Banyak yang menduga menurunnya bisnis media cetak dikarenakan pola pembaca dalam mengonsumsi informasi telah beralih ke media daring. Faktanya, hal itu tidak berbanding lurus dengan minat baca, khususnya masyarakat Indonesia.
JAKARTA, PRINDONESIA.CO – Hal ini terungkap saat seminar nasional bertajuk “Menggagas Model Bisnis Media Cetak Zaman Now” yang diselenggarakan oleh Serikat Perusahaan Pers (SPS) di Jakarta, Rabu (8/8/2018). Berdasarkan hasil studi “Most Literred Nation in the World 2016”, meski penggunaan internet di negeri ini terus mengalami peningkatan, minat baca di Indonesia masih menduduki ranking terendah, yakni peringkat ke-60 dari 61 negara.

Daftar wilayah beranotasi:
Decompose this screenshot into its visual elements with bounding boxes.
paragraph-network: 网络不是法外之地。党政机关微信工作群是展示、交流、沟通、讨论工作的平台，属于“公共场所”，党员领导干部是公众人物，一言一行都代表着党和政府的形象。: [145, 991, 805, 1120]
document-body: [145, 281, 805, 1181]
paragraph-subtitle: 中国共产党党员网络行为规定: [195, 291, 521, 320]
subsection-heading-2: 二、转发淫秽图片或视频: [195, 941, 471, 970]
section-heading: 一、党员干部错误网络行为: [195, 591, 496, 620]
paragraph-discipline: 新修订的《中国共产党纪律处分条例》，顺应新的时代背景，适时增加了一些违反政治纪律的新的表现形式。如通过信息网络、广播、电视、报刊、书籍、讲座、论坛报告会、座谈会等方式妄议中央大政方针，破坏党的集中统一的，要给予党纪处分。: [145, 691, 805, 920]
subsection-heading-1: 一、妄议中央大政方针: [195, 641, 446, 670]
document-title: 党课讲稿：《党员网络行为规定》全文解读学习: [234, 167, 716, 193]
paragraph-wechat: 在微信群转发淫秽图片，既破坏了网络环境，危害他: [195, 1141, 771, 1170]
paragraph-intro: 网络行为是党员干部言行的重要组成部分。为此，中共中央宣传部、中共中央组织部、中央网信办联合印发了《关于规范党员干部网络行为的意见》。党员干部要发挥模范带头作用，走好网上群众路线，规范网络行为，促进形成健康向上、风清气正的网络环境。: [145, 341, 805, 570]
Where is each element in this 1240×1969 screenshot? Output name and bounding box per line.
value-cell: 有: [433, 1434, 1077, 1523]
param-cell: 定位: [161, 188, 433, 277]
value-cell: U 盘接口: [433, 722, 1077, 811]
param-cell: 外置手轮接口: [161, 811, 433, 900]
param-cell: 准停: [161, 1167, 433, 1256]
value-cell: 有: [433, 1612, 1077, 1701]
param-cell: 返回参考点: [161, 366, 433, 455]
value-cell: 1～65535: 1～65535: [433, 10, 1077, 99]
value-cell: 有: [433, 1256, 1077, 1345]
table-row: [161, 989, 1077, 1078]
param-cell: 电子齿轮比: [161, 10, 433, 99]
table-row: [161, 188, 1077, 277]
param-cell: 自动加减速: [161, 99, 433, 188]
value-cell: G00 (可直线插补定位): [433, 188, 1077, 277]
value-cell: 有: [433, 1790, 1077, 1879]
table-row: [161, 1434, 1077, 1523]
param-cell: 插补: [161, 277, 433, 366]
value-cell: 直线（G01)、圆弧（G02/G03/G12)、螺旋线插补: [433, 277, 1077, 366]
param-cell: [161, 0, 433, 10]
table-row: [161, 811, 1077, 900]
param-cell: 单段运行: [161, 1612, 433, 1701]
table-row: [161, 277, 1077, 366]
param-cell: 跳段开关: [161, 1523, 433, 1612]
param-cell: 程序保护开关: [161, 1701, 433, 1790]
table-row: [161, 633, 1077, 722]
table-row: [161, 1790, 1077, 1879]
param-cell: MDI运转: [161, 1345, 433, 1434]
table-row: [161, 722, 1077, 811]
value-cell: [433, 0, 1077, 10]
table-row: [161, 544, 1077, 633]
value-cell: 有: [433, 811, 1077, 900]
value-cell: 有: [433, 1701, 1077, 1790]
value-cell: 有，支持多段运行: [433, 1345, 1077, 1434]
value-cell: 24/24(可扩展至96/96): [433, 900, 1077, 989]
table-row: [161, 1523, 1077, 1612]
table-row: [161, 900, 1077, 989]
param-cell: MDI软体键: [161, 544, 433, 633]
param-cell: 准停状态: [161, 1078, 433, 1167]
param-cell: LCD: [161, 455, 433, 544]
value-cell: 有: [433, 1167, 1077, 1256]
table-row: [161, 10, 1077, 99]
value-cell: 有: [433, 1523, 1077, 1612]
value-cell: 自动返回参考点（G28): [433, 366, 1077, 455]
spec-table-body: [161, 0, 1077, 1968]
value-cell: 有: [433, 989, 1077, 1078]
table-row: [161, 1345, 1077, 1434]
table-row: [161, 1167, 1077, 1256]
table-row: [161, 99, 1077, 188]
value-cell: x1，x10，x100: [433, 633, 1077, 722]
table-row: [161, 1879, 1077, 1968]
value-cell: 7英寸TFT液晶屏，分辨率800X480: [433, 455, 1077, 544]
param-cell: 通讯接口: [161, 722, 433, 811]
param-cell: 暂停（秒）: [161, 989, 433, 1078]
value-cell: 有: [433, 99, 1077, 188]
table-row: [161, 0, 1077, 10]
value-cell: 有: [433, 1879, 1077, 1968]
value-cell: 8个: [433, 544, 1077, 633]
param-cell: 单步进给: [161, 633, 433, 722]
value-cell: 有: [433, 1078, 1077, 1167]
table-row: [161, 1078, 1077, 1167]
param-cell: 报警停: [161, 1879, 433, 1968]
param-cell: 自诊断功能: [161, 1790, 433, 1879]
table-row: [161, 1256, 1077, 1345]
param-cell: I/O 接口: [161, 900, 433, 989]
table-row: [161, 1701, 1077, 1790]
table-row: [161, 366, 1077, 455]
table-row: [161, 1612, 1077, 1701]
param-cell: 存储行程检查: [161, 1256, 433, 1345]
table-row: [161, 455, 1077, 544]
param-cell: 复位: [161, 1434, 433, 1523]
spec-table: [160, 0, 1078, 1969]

* **Instruksi Tugas 1**
Sebutkan semua bilangan yang ditulis dengan angka dalam teks berita tentang minat baca, urut sesuai kemunculannya dan termasuk yang muncul berulang.
* **Instruksi Tugas 2**
Jawab pertanyaan berikut berdasarkan teks berita tentang minat baca.
(a) Siapa penyelenggara seminar nasional tersebut?
(b) Apa judul seminar nasional tersebut?
(c) Di peringkat berapa minat baca Indonesia menurut studi yang dikutip?
* **Instruksi Tugas 3**
Salin persis bagian teks berita tentang minat baca yang diawali kata-kata "JAKARTA, PRINDONESIA.CO –" dan diakhiri kata-kata "dari 61 negara.".

* **Penyelesaian 1**
8, 8, 2018, 2016, 60, 61

* **Penyelesaian 2**
(a) Serikat Perusahaan Pers (SPS).
(b) "Menggagas Model Bisnis Media Cetak Zaman Now".
(c) Peringkat ke-60 dari 61 negara.

* **Penyelesaian 3**
JAKARTA, PRINDONESIA.CO – Hal ini terungkap saat seminar nasional bertajuk “Menggagas Model Bisnis Media Cetak Zaman Now” yang diselenggarakan oleh Serikat Perusahaan Pers (SPS) di Jakarta, Rabu (8/8/2018). Berdasarkan hasil studi “Most Literred Nation in the World 2016”, meski penggunaan internet di negeri ini terus mengalami peningkatan, minat baca di Indonesia masih menduduki ranking terendah, yakni peringkat ke-60 dari 61 negara.